* begin *

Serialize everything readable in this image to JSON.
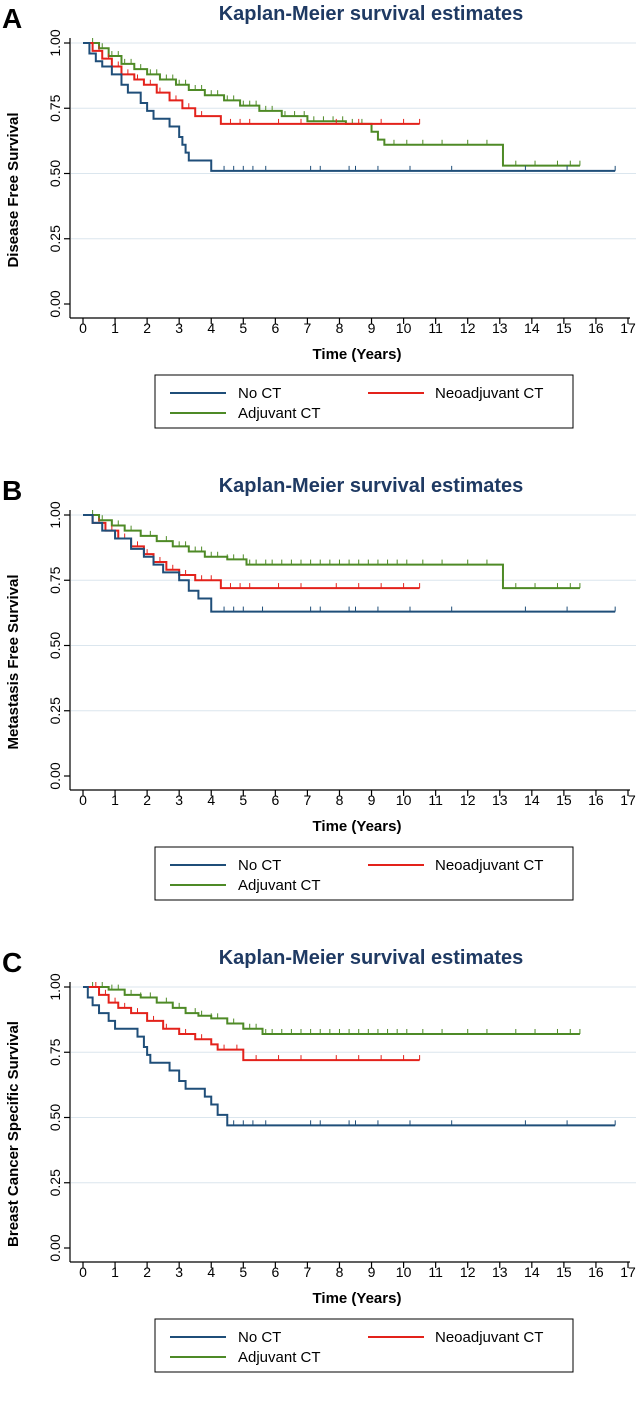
{
  "figure_labels": [
    "A",
    "B",
    "C"
  ],
  "legend_entries": [
    "No CT",
    "Neoadjuvant CT",
    "Adjuvant CT"
  ],
  "colors": {
    "no_ct": "#1f4e79",
    "neoadjuvant_ct": "#e3221b",
    "adjuvant_ct": "#4e8a26",
    "grid": "#dbe6ee",
    "axis": "#000000"
  },
  "chart_data": [
    {
      "type": "line",
      "panel": "A",
      "title": "Kaplan-Meier survival estimates",
      "xlabel": "Time (Years)",
      "ylabel": "Disease Free Survival",
      "xlim": [
        0,
        17
      ],
      "ylim": [
        0,
        1
      ],
      "xticks": [
        "0",
        "1",
        "2",
        "3",
        "4",
        "5",
        "6",
        "7",
        "8",
        "9",
        "10",
        "11",
        "12",
        "13",
        "14",
        "15",
        "16",
        "17"
      ],
      "yticks": [
        "0.00",
        "0.25",
        "0.50",
        "0.75",
        "1.00"
      ],
      "grid": true,
      "legend": "bottom",
      "series": [
        {
          "name": "No CT",
          "color": "#1f4e79",
          "steps": [
            [
              0,
              1.0
            ],
            [
              0.2,
              0.96
            ],
            [
              0.4,
              0.93
            ],
            [
              0.6,
              0.91
            ],
            [
              0.9,
              0.88
            ],
            [
              1.2,
              0.84
            ],
            [
              1.4,
              0.81
            ],
            [
              1.8,
              0.77
            ],
            [
              2.0,
              0.74
            ],
            [
              2.2,
              0.71
            ],
            [
              2.7,
              0.68
            ],
            [
              3.0,
              0.64
            ],
            [
              3.1,
              0.61
            ],
            [
              3.2,
              0.58
            ],
            [
              3.3,
              0.55
            ],
            [
              4.0,
              0.51
            ],
            [
              16.6,
              0.51
            ]
          ],
          "censored": [
            4.4,
            4.7,
            5.0,
            5.3,
            5.7,
            7.1,
            7.4,
            8.3,
            8.5,
            9.2,
            10.2,
            11.5,
            13.8,
            15.1,
            16.6
          ]
        },
        {
          "name": "Neoadjuvant CT",
          "color": "#e3221b",
          "steps": [
            [
              0,
              1.0
            ],
            [
              0.3,
              0.97
            ],
            [
              0.6,
              0.94
            ],
            [
              0.9,
              0.91
            ],
            [
              1.2,
              0.88
            ],
            [
              1.6,
              0.86
            ],
            [
              1.9,
              0.84
            ],
            [
              2.3,
              0.81
            ],
            [
              2.7,
              0.78
            ],
            [
              3.1,
              0.75
            ],
            [
              3.5,
              0.72
            ],
            [
              4.3,
              0.69
            ],
            [
              10.5,
              0.69
            ]
          ],
          "censored": [
            0.5,
            0.8,
            1.1,
            1.4,
            1.7,
            2.1,
            2.4,
            2.9,
            3.3,
            3.7,
            4.6,
            4.9,
            5.2,
            6.1,
            6.8,
            7.9,
            8.6,
            9.3,
            10.0,
            10.5
          ]
        },
        {
          "name": "Adjuvant CT",
          "color": "#4e8a26",
          "steps": [
            [
              0,
              1.0
            ],
            [
              0.5,
              0.98
            ],
            [
              0.8,
              0.95
            ],
            [
              1.2,
              0.92
            ],
            [
              1.6,
              0.9
            ],
            [
              2.0,
              0.88
            ],
            [
              2.4,
              0.86
            ],
            [
              2.9,
              0.84
            ],
            [
              3.3,
              0.82
            ],
            [
              3.8,
              0.8
            ],
            [
              4.4,
              0.78
            ],
            [
              4.9,
              0.76
            ],
            [
              5.5,
              0.74
            ],
            [
              6.2,
              0.72
            ],
            [
              7.0,
              0.7
            ],
            [
              8.2,
              0.69
            ],
            [
              9.0,
              0.66
            ],
            [
              9.2,
              0.63
            ],
            [
              9.4,
              0.61
            ],
            [
              13.1,
              0.53
            ],
            [
              15.5,
              0.53
            ]
          ],
          "censored": [
            0.3,
            0.6,
            0.9,
            1.1,
            1.3,
            1.5,
            1.8,
            2.1,
            2.3,
            2.6,
            2.8,
            3.0,
            3.2,
            3.5,
            3.7,
            4.0,
            4.2,
            4.5,
            4.7,
            5.0,
            5.2,
            5.4,
            5.7,
            5.9,
            6.3,
            6.6,
            6.9,
            7.2,
            7.5,
            7.8,
            8.1,
            8.4,
            8.7,
            9.7,
            10.1,
            10.6,
            11.2,
            12.0,
            12.6,
            13.5,
            14.1,
            14.8,
            15.2,
            15.5
          ]
        }
      ]
    },
    {
      "type": "line",
      "panel": "B",
      "title": "Kaplan-Meier survival estimates",
      "xlabel": "Time (Years)",
      "ylabel": "Metastasis Free Survival",
      "xlim": [
        0,
        17
      ],
      "ylim": [
        0,
        1
      ],
      "xticks": [
        "0",
        "1",
        "2",
        "3",
        "4",
        "5",
        "6",
        "7",
        "8",
        "9",
        "10",
        "11",
        "12",
        "13",
        "14",
        "15",
        "16",
        "17"
      ],
      "yticks": [
        "0.00",
        "0.25",
        "0.50",
        "0.75",
        "1.00"
      ],
      "grid": true,
      "legend": "bottom",
      "series": [
        {
          "name": "No CT",
          "color": "#1f4e79",
          "steps": [
            [
              0,
              1.0
            ],
            [
              0.3,
              0.97
            ],
            [
              0.6,
              0.94
            ],
            [
              1.0,
              0.91
            ],
            [
              1.5,
              0.87
            ],
            [
              1.9,
              0.84
            ],
            [
              2.2,
              0.81
            ],
            [
              2.5,
              0.78
            ],
            [
              3.0,
              0.75
            ],
            [
              3.3,
              0.71
            ],
            [
              3.6,
              0.68
            ],
            [
              4.0,
              0.63
            ],
            [
              16.6,
              0.63
            ]
          ],
          "censored": [
            4.4,
            4.7,
            5.0,
            5.6,
            7.1,
            7.4,
            8.3,
            8.5,
            9.2,
            10.2,
            11.5,
            13.8,
            15.1,
            16.6
          ]
        },
        {
          "name": "Neoadjuvant CT",
          "color": "#e3221b",
          "steps": [
            [
              0,
              1.0
            ],
            [
              0.3,
              0.97
            ],
            [
              0.7,
              0.94
            ],
            [
              1.1,
              0.91
            ],
            [
              1.5,
              0.88
            ],
            [
              1.9,
              0.85
            ],
            [
              2.2,
              0.82
            ],
            [
              2.6,
              0.79
            ],
            [
              3.0,
              0.77
            ],
            [
              3.5,
              0.75
            ],
            [
              4.3,
              0.72
            ],
            [
              10.5,
              0.72
            ]
          ],
          "censored": [
            0.5,
            0.9,
            1.3,
            1.7,
            2.0,
            2.4,
            2.8,
            3.2,
            3.7,
            4.0,
            4.6,
            4.9,
            5.2,
            6.1,
            6.8,
            7.9,
            8.6,
            9.3,
            10.0,
            10.5
          ]
        },
        {
          "name": "Adjuvant CT",
          "color": "#4e8a26",
          "steps": [
            [
              0,
              1.0
            ],
            [
              0.5,
              0.98
            ],
            [
              0.9,
              0.96
            ],
            [
              1.3,
              0.94
            ],
            [
              1.8,
              0.92
            ],
            [
              2.3,
              0.9
            ],
            [
              2.8,
              0.88
            ],
            [
              3.3,
              0.86
            ],
            [
              3.8,
              0.84
            ],
            [
              4.5,
              0.83
            ],
            [
              5.1,
              0.81
            ],
            [
              13.1,
              0.72
            ],
            [
              15.5,
              0.72
            ]
          ],
          "censored": [
            0.3,
            0.6,
            0.9,
            1.1,
            1.3,
            1.5,
            1.8,
            2.1,
            2.3,
            2.6,
            2.8,
            3.0,
            3.2,
            3.5,
            3.7,
            4.0,
            4.2,
            4.5,
            4.7,
            5.0,
            5.2,
            5.4,
            5.7,
            5.9,
            6.2,
            6.5,
            6.8,
            7.1,
            7.4,
            7.7,
            8.0,
            8.3,
            8.6,
            8.9,
            9.2,
            9.5,
            9.8,
            10.1,
            10.6,
            11.2,
            12.0,
            12.6,
            13.5,
            14.1,
            14.8,
            15.2,
            15.5
          ]
        }
      ]
    },
    {
      "type": "line",
      "panel": "C",
      "title": "Kaplan-Meier survival estimates",
      "xlabel": "Time (Years)",
      "ylabel": "Breast Cancer Specific Survival",
      "xlim": [
        0,
        17
      ],
      "ylim": [
        0,
        1
      ],
      "xticks": [
        "0",
        "1",
        "2",
        "3",
        "4",
        "5",
        "6",
        "7",
        "8",
        "9",
        "10",
        "11",
        "12",
        "13",
        "14",
        "15",
        "16",
        "17"
      ],
      "yticks": [
        "0.00",
        "0.25",
        "0.50",
        "0.75",
        "1.00"
      ],
      "grid": true,
      "legend": "bottom",
      "series": [
        {
          "name": "No CT",
          "color": "#1f4e79",
          "steps": [
            [
              0,
              1.0
            ],
            [
              0.15,
              0.96
            ],
            [
              0.3,
              0.93
            ],
            [
              0.5,
              0.9
            ],
            [
              0.8,
              0.87
            ],
            [
              1.0,
              0.84
            ],
            [
              1.7,
              0.81
            ],
            [
              1.9,
              0.77
            ],
            [
              2.0,
              0.74
            ],
            [
              2.1,
              0.71
            ],
            [
              2.7,
              0.68
            ],
            [
              3.0,
              0.64
            ],
            [
              3.2,
              0.61
            ],
            [
              3.8,
              0.58
            ],
            [
              4.0,
              0.55
            ],
            [
              4.2,
              0.51
            ],
            [
              4.5,
              0.47
            ],
            [
              16.6,
              0.47
            ]
          ],
          "censored": [
            4.7,
            5.0,
            5.3,
            5.7,
            7.1,
            7.4,
            8.3,
            8.5,
            9.2,
            10.2,
            11.5,
            13.8,
            15.1,
            16.6
          ]
        },
        {
          "name": "Neoadjuvant CT",
          "color": "#e3221b",
          "steps": [
            [
              0,
              1.0
            ],
            [
              0.5,
              0.97
            ],
            [
              0.8,
              0.94
            ],
            [
              1.1,
              0.92
            ],
            [
              1.5,
              0.9
            ],
            [
              2.0,
              0.87
            ],
            [
              2.5,
              0.84
            ],
            [
              3.0,
              0.82
            ],
            [
              3.5,
              0.8
            ],
            [
              4.0,
              0.78
            ],
            [
              4.2,
              0.76
            ],
            [
              5.0,
              0.72
            ],
            [
              10.5,
              0.72
            ]
          ],
          "censored": [
            0.4,
            0.7,
            1.0,
            1.3,
            1.7,
            2.2,
            2.6,
            3.2,
            3.7,
            4.4,
            4.8,
            5.4,
            6.1,
            6.8,
            7.9,
            8.6,
            9.3,
            10.0,
            10.5
          ]
        },
        {
          "name": "Adjuvant CT",
          "color": "#4e8a26",
          "steps": [
            [
              0,
              1.0
            ],
            [
              0.8,
              0.99
            ],
            [
              1.3,
              0.97
            ],
            [
              1.8,
              0.96
            ],
            [
              2.3,
              0.94
            ],
            [
              2.8,
              0.92
            ],
            [
              3.2,
              0.9
            ],
            [
              3.6,
              0.89
            ],
            [
              4.0,
              0.88
            ],
            [
              4.5,
              0.86
            ],
            [
              5.0,
              0.84
            ],
            [
              5.6,
              0.82
            ],
            [
              15.5,
              0.82
            ]
          ],
          "censored": [
            0.3,
            0.6,
            0.9,
            1.1,
            1.3,
            1.5,
            1.8,
            2.1,
            2.3,
            2.6,
            2.8,
            3.0,
            3.2,
            3.5,
            3.7,
            4.0,
            4.2,
            4.5,
            4.7,
            5.0,
            5.2,
            5.4,
            5.7,
            5.9,
            6.2,
            6.5,
            6.8,
            7.1,
            7.4,
            7.7,
            8.0,
            8.3,
            8.6,
            8.9,
            9.2,
            9.5,
            9.8,
            10.1,
            10.6,
            11.2,
            12.0,
            12.6,
            13.5,
            14.1,
            14.8,
            15.2,
            15.5
          ]
        }
      ]
    }
  ]
}
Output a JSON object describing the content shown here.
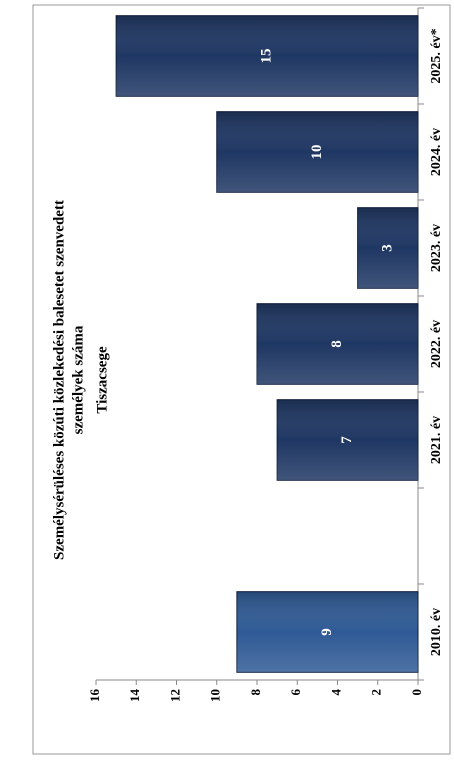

* end *

#### Aim of the task:
Count how many lines above include the word "JSON" and answer with that figure only.

#### Correct output:
2